— START OF Supplied records —

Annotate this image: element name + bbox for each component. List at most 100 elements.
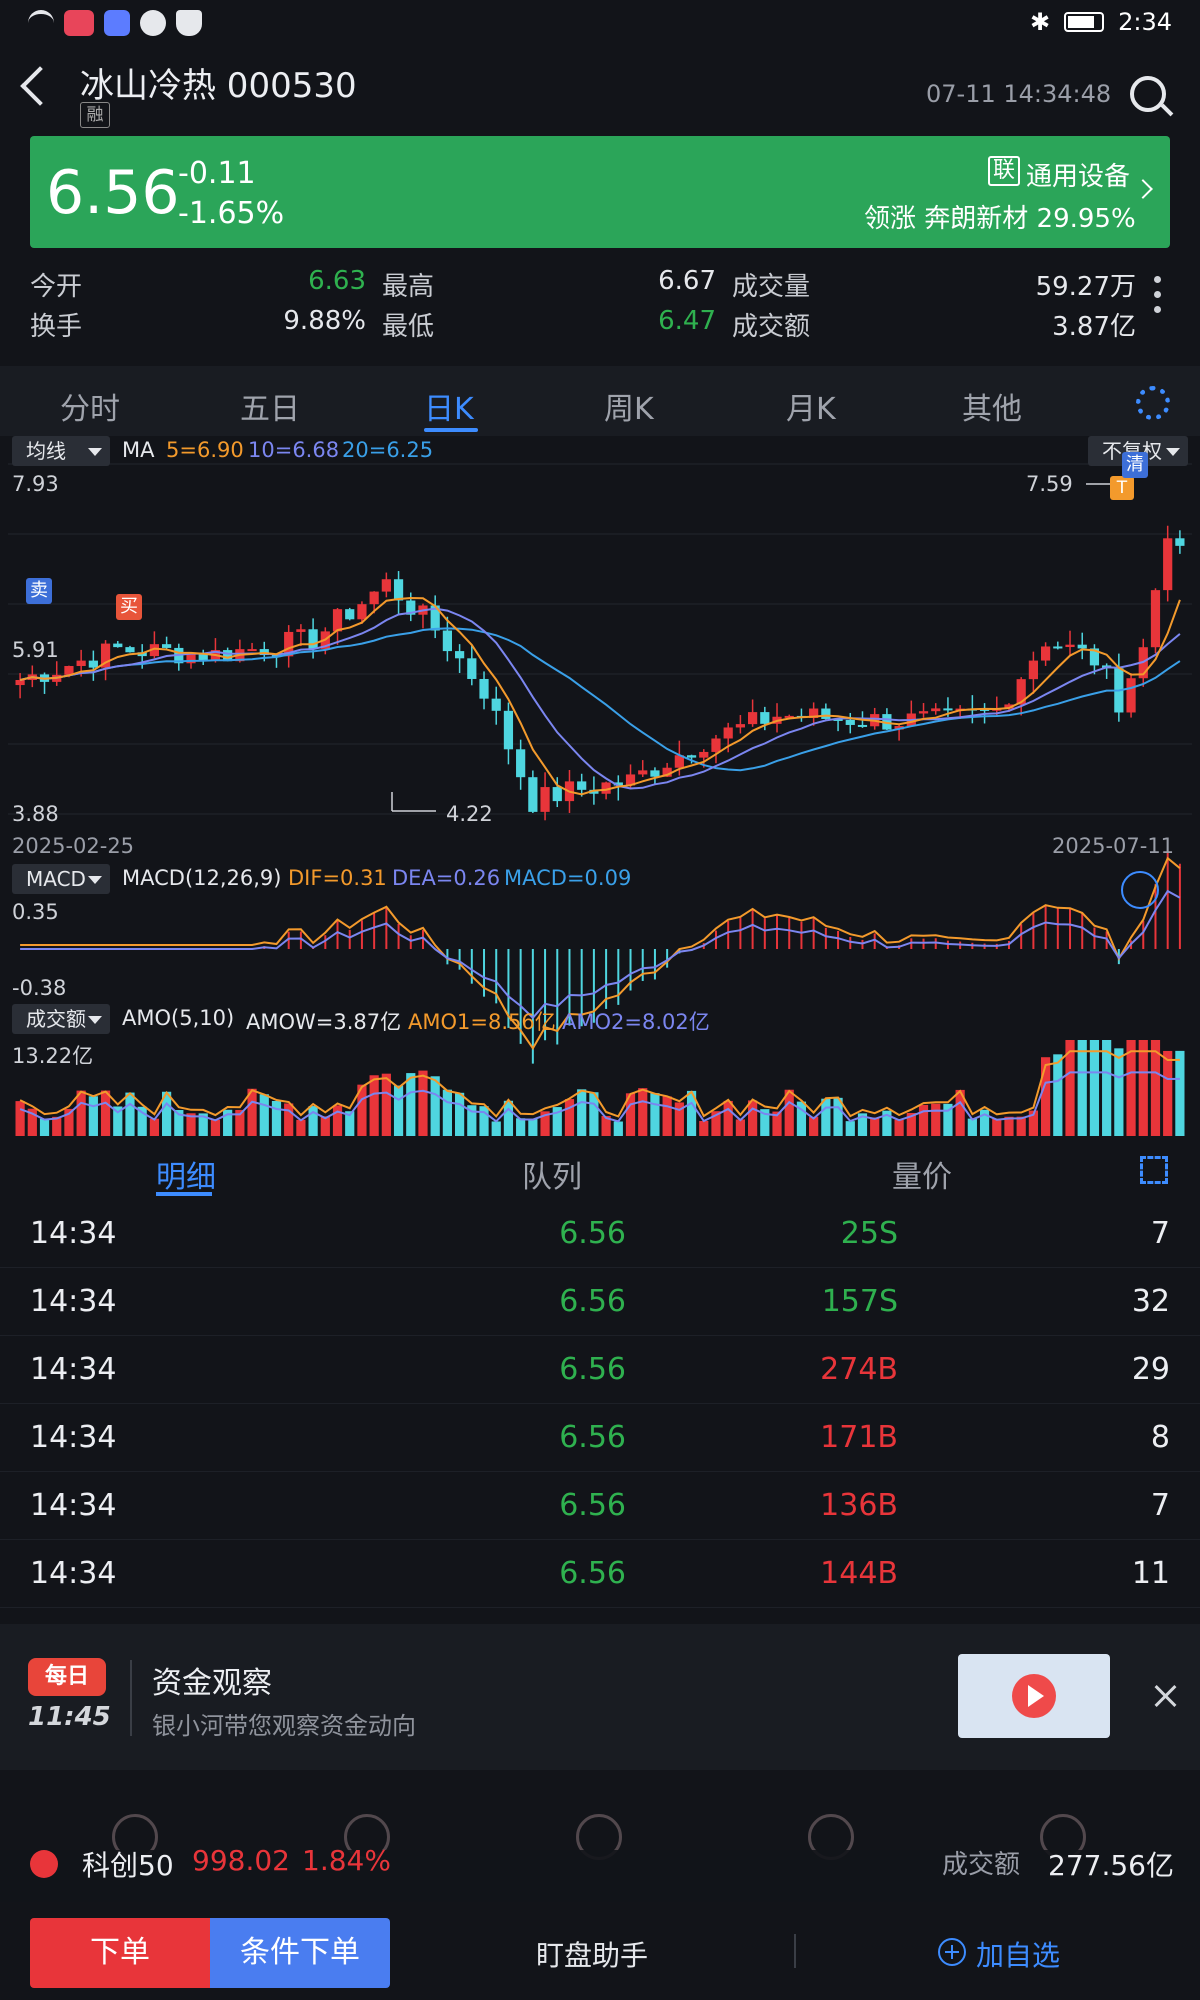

— END OF Supplied records —
— START OF Supplied records —

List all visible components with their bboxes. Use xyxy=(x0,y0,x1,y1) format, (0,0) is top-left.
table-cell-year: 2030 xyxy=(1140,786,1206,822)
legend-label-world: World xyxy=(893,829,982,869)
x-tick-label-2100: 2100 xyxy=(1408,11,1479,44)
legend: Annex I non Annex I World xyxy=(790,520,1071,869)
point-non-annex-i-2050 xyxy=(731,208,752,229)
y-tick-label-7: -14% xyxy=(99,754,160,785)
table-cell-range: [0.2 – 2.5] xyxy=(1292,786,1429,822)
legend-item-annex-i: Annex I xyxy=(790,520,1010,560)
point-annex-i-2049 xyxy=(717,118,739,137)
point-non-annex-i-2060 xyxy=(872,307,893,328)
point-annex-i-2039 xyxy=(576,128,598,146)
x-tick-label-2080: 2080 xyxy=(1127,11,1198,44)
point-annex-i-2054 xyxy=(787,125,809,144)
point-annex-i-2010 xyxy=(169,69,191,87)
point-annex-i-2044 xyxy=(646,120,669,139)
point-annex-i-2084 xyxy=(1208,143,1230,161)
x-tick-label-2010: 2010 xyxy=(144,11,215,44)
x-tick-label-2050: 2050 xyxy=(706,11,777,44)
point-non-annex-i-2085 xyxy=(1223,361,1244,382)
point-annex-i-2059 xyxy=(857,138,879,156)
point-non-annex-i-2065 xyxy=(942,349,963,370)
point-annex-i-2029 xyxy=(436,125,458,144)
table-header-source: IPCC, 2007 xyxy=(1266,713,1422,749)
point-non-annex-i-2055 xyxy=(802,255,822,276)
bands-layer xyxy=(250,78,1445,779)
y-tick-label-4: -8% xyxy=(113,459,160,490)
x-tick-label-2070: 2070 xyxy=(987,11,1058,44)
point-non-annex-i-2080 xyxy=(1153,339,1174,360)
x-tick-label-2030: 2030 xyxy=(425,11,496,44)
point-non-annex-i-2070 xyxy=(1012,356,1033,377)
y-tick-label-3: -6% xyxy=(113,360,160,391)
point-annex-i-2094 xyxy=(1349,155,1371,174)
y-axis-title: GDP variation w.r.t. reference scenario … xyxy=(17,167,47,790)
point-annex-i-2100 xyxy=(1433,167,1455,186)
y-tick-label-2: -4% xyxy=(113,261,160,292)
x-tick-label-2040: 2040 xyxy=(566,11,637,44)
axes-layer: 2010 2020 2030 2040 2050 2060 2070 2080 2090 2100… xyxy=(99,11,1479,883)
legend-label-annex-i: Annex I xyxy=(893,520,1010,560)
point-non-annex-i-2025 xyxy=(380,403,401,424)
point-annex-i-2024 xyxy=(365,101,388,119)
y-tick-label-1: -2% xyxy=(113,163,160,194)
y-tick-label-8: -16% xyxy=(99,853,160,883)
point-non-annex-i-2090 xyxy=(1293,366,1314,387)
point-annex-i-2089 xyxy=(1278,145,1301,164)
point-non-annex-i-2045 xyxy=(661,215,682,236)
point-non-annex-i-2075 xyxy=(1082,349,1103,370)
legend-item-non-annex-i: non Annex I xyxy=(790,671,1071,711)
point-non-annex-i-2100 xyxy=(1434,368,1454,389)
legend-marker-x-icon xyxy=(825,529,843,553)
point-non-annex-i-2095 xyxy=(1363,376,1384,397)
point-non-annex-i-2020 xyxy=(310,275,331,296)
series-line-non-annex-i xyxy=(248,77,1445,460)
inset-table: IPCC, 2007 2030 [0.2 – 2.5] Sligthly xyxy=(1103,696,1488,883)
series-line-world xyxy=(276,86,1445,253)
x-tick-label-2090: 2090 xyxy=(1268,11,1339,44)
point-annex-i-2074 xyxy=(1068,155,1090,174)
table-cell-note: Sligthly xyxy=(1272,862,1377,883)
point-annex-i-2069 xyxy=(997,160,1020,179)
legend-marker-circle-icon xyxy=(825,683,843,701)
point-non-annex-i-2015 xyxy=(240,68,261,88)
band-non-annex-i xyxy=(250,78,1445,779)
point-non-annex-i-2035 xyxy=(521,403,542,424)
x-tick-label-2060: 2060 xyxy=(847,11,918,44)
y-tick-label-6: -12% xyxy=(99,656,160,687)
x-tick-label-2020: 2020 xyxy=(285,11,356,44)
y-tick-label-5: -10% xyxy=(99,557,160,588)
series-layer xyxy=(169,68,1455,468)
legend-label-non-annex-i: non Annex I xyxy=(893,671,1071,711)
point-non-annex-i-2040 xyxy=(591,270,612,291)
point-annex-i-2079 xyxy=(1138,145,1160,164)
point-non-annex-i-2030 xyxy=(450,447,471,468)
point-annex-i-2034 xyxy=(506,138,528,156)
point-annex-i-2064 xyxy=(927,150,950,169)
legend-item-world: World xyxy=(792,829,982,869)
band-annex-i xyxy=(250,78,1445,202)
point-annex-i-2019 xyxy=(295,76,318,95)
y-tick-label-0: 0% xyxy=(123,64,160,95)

— END OF Supplied records —
— START OF Supplied records —

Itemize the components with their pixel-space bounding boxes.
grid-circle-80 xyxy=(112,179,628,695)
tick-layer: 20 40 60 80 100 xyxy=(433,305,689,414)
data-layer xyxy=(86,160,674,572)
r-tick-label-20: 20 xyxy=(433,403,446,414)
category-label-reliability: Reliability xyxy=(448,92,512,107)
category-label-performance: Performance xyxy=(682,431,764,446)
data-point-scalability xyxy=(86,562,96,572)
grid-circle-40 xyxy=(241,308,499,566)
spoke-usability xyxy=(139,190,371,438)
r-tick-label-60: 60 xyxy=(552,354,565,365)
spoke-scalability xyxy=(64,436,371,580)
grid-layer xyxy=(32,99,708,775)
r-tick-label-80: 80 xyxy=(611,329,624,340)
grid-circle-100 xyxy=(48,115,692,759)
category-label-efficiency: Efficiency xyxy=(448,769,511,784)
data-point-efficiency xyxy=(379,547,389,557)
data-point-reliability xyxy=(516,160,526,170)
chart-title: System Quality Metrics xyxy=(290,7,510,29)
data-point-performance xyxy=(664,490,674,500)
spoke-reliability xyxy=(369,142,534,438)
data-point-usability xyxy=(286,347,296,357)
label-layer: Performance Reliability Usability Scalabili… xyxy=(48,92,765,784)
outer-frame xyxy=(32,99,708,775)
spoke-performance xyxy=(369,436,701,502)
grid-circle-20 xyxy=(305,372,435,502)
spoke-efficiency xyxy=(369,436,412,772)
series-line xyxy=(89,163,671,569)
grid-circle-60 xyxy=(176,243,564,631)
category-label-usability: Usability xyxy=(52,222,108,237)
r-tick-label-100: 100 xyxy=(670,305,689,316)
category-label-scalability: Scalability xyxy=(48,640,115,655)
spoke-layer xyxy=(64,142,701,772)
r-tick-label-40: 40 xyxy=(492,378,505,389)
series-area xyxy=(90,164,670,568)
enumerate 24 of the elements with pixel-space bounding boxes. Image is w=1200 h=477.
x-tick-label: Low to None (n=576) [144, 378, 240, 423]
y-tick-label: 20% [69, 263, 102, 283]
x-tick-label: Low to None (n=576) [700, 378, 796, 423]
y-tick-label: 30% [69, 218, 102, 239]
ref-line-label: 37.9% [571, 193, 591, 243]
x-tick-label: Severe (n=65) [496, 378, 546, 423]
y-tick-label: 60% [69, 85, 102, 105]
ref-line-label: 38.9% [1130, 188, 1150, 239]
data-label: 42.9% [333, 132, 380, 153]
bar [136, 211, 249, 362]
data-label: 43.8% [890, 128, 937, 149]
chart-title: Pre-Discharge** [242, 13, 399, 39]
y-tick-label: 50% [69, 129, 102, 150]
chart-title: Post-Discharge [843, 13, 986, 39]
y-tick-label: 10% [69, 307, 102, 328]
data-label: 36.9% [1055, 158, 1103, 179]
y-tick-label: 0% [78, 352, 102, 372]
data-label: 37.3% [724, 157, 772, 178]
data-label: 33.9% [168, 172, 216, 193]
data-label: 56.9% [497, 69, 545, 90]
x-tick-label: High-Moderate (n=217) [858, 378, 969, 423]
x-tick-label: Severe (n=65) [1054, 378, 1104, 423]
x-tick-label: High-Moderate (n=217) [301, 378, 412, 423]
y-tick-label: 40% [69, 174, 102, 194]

— END OF Supplied records —

Aim of the exercise: Recast the records from the line containing "enumerate 24 of" through the line containing "y-tick-label: 40% [69, 174, 102, 194]", both inclusive, as a numbered list, omitting any blank lines.

Result for this task:
1. enumerate 24 of the elements with pixel-space bounding boxes. Image is w=1200 h=477.
2. x-tick-label: Low to None (n=576) [144, 378, 240, 423]
3. y-tick-label: 20% [69, 263, 102, 283]
4. x-tick-label: Low to None (n=576) [700, 378, 796, 423]
5. y-tick-label: 30% [69, 218, 102, 239]
6. ref-line-label: 37.9% [571, 193, 591, 243]
7. x-tick-label: Severe (n=65) [496, 378, 546, 423]
8. y-tick-label: 60% [69, 85, 102, 105]
9. ref-line-label: 38.9% [1130, 188, 1150, 239]
10. data-label: 42.9% [333, 132, 380, 153]
11. bar [136, 211, 249, 362]
12. data-label: 43.8% [890, 128, 937, 149]
13. chart-title: Pre-Discharge** [242, 13, 399, 39]
14. y-tick-label: 50% [69, 129, 102, 150]
15. chart-title: Post-Discharge [843, 13, 986, 39]
16. y-tick-label: 10% [69, 307, 102, 328]
17. data-label: 36.9% [1055, 158, 1103, 179]
18. y-tick-label: 0% [78, 352, 102, 372]
19. data-label: 37.3% [724, 157, 772, 178]
20. data-label: 33.9% [168, 172, 216, 193]
21. data-label: 56.9% [497, 69, 545, 90]
22. x-tick-label: High-Moderate (n=217) [858, 378, 969, 423]
23. x-tick-label: Severe (n=65) [1054, 378, 1104, 423]
24. x-tick-label: High-Moderate (n=217) [301, 378, 412, 423]
25. y-tick-label: 40% [69, 174, 102, 194]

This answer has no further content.